**Prompt**
Identify the lines that contain the word "とします", then copy them.

**Items**
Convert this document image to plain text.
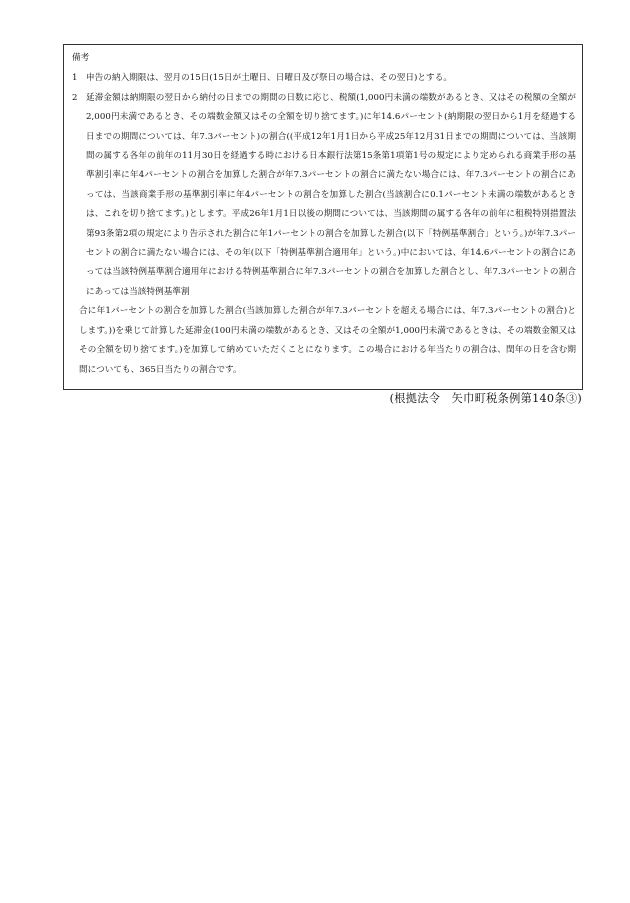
備考
1 申告の納入期限は、翌月の15日(15日が土曜日、日曜日及び祭日の場合は、その翌日)とする。
2 延滞金額は納期限の翌日から納付の日までの期間の日数に応じ、税額(1,000円未満の端数があるとき、又はその税額の全額が2,000円未満であるとき、その端数金額又はその全額を切り捨てます。)に年14.6パーセント(納期限の翌日から1月を経過する日までの期間については、年7.3パーセント)の割合((平成12年1月1日から平成25年12月31日までの期間については、当該期間の属する各年の前年の11月30日を経過する時における日本銀行法第15条第1項第1号の規定により定められる商業手形の基準割引率に年4パーセントの割合を加算した割合が年7.3パーセントの割合に満たない場合には、年7.3パーセントの割合にあっては、当該商業手形の基準割引率に年4パーセントの割合を加算した割合(当該割合に0.1パーセント未満の端数があるときは、これを切り捨てます。)とします。平成26年1月1日以後の期間については、当該期間の属する各年の前年に租税特別措置法第93条第2項の規定により告示された割合に年1パーセントの割合を加算した割合(以下「特例基準割合」という。)が年7.3パーセントの割合に満たない場合には、その年(以下「特例基準割合適用年」という。)中においては、年14.6パーセントの割合にあっては当該特例基準割合適用年における特例基準割合に年7.3パーセントの割合を加算した割合とし、年7.3パーセントの割合にあっては当該特例基準割
合に年1パーセントの割合を加算した割合(当該加算した割合が年7.3パーセントを超える場合には、年7.3パーセントの割合)とします。))を乗じて計算した延滞金(100円未満の端数があるとき、又はその全額が1,000円未満であるときは、その端数金額又はその全額を切り捨てます。)を加算して納めていただくことになります。この場合における年当たりの割合は、閏年の日を含む期間についても、365日当たりの割合です。
(根拠法令　矢巾町税条例第140条③)
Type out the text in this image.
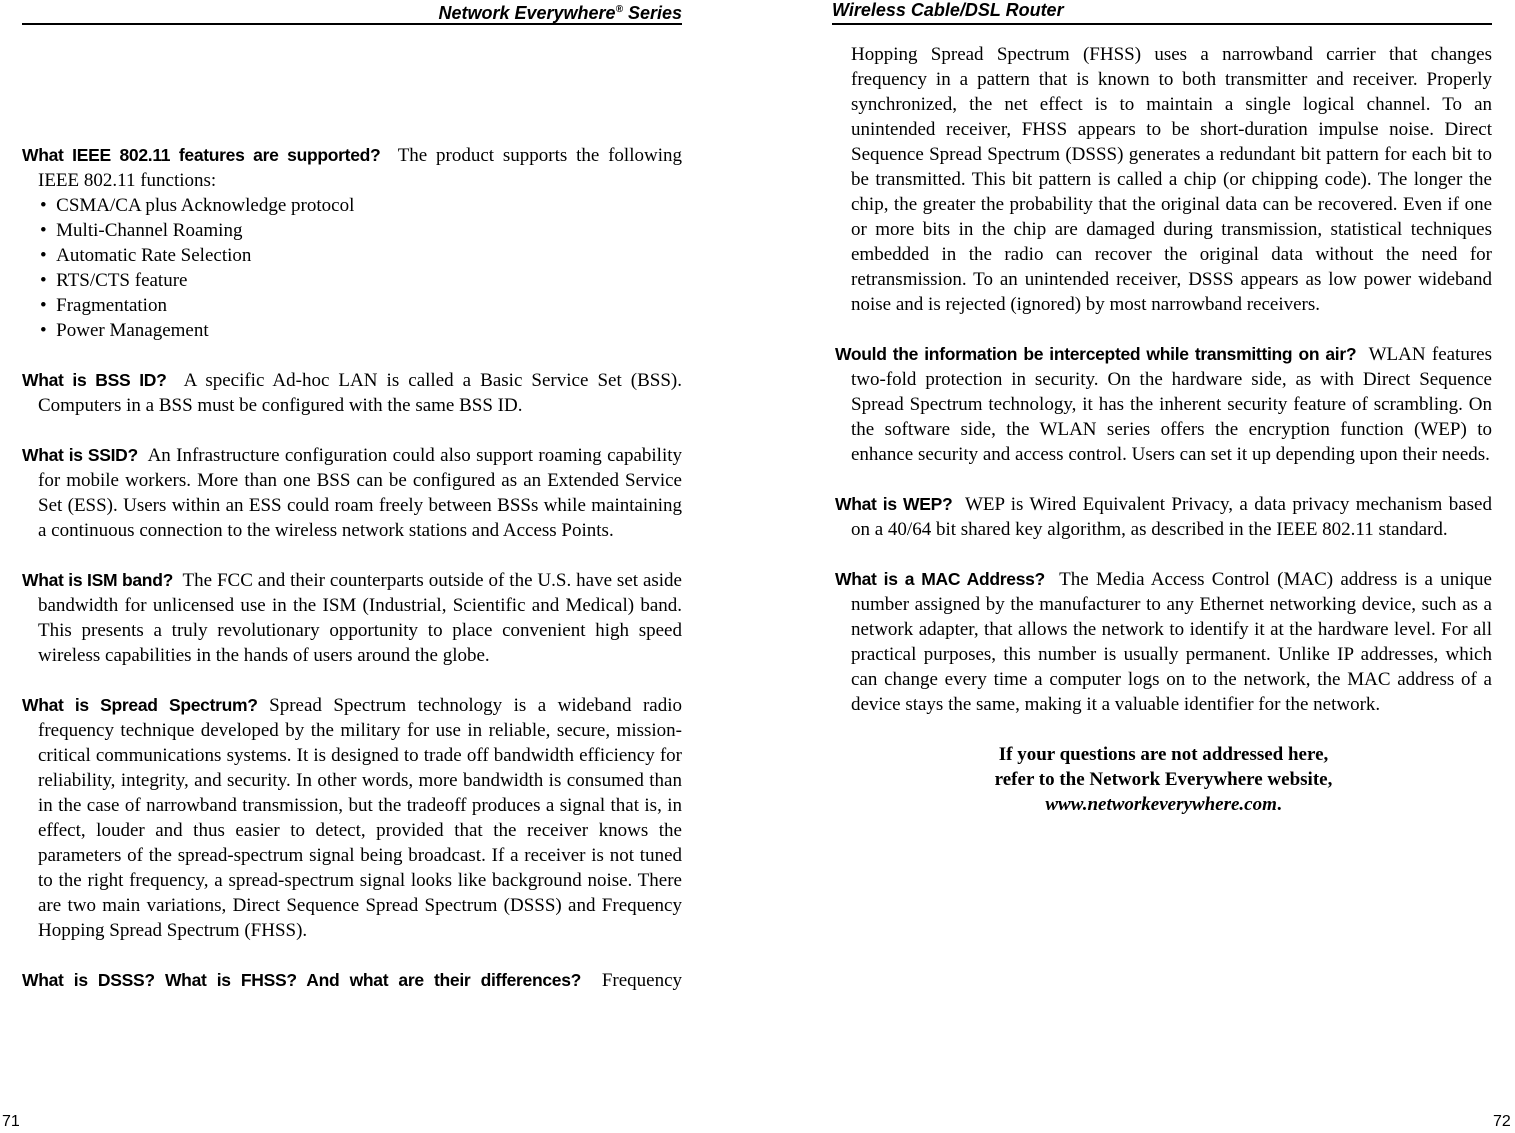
Network Everywhere® Series
What IEEE 802.11 features are supported? The product supports the following IEEE 802.11 functions:
•  CSMA/CA plus Acknowledge protocol
•  Multi-Channel Roaming
•  Automatic Rate Selection
•  RTS/CTS feature
•  Fragmentation
•  Power Management
What is BSS ID? A specific Ad-hoc LAN is called a Basic Service Set (BSS). Computers in a BSS must be configured with the same BSS ID.
What is SSID? An Infrastructure configuration could also support roaming capability for mobile workers. More than one BSS can be configured as an Extended Service Set (ESS). Users within an ESS could roam freely between BSSs while maintaining a continuous connection to the wireless network stations and Access Points.
What is ISM band? The FCC and their counterparts outside of the U.S. have set aside bandwidth for unlicensed use in the ISM (Industrial, Scientific and Medical) band. This presents a truly revolutionary opportunity to place convenient high speed wireless capabilities in the hands of users around the globe.
What is Spread Spectrum? Spread Spectrum technology is a wideband radio frequency technique developed by the military for use in reliable, secure, mission-critical communications systems. It is designed to trade off bandwidth efficiency for reliability, integrity, and security. In other words, more bandwidth is consumed than in the case of narrowband transmission, but the tradeoff produces a signal that is, in effect, louder and thus easier to detect, provided that the receiver knows the parameters of the spread-spectrum signal being broadcast. If a receiver is not tuned to the right frequency, a spread-spectrum signal looks like background noise. There are two main variations, Direct Sequence Spread Spectrum (DSSS) and Frequency Hopping Spread Spectrum (FHSS).
What is DSSS? What is FHSS? And what are their differences? Frequency
71
Wireless Cable/DSL Router
Hopping Spread Spectrum (FHSS) uses a narrowband carrier that changes frequency in a pattern that is known to both transmitter and receiver. Properly synchronized, the net effect is to maintain a single logical channel. To an unintended receiver, FHSS appears to be short-duration impulse noise. Direct Sequence Spread Spectrum (DSSS) generates a redundant bit pattern for each bit to be transmitted. This bit pattern is called a chip (or chipping code). The longer the chip, the greater the probability that the original data can be recovered. Even if one or more bits in the chip are damaged during transmission, statistical techniques embedded in the radio can recover the original data without the need for retransmission. To an unintended receiver, DSSS appears as low power wideband noise and is rejected (ignored) by most narrowband receivers.
Would the information be intercepted while transmitting on air? WLAN features two-fold protection in security. On the hardware side, as with Direct Sequence Spread Spectrum technology, it has the inherent security feature of scrambling. On the software side, the WLAN series offers the encryption function (WEP) to enhance security and access control. Users can set it up depending upon their needs.
What is WEP? WEP is Wired Equivalent Privacy, a data privacy mechanism based on a 40/64 bit shared key algorithm, as described in the IEEE 802.11 standard.
What is a MAC Address? The Media Access Control (MAC) address is a unique number assigned by the manufacturer to any Ethernet networking device, such as a network adapter, that allows the network to identify it at the hardware level. For all practical purposes, this number is usually permanent. Unlike IP addresses, which can change every time a computer logs on to the network, the MAC address of a device stays the same, making it a valuable identifier for the network.
If your questions are not addressed here,
refer to the Network Everywhere website,
www.networkeverywhere.com.
72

**The result**
2 延滞金額は納期限の翌日から納付の日までの期間の日数に応じ、税額(1,000円未満の端数があるとき、又はその税額の全額が2,000円未満であるとき、その端数金額又はその全額を切り捨てます。)に年14.6パーセント(納期限の翌日から1月を経過する日までの期間については、年7.3パーセント)の割合((平成12年1月1日から平成25年12月31日までの期間については、当該期間の属する各年の前年の11月30日を経過する時における日本銀行法第15条第1項第1号の規定により定められる商業手形の基準割引率に年4パーセントの割合を加算した割合が年7.3パーセントの割合に満たない場合には、年7.3パーセントの割合にあっては、当該商業手形の基準割引率に年4パーセントの割合を加算した割合(当該割合に0.1パーセント未満の端数があるときは、これを切り捨てます。)とします。平成26年1月1日以後の期間については、当該期間の属する各年の前年に租税特別措置法第93条第2項の規定により告示された割合に年1パーセントの割合を加算した割合(以下「特例基準割合」という。)が年7.3パーセントの割合に満たない場合には、その年(以下「特例基準割合適用年」という。)中においては、年14.6パーセントの割合にあっては当該特例基準割合適用年における特例基準割合に年7.3パーセントの割合を加算した割合とし、年7.3パーセントの割合にあっては当該特例基準割
合に年1パーセントの割合を加算した割合(当該加算した割合が年7.3パーセントを超える場合には、年7.3パーセントの割合)とします。))を乗じて計算した延滞金(100円未満の端数があるとき、又はその全額が1,000円未満であるときは、その端数金額又はその全額を切り捨てます。)を加算して納めていただくことになります。この場合における年当たりの割合は、閏年の日を含む期間についても、365日当たりの割合です。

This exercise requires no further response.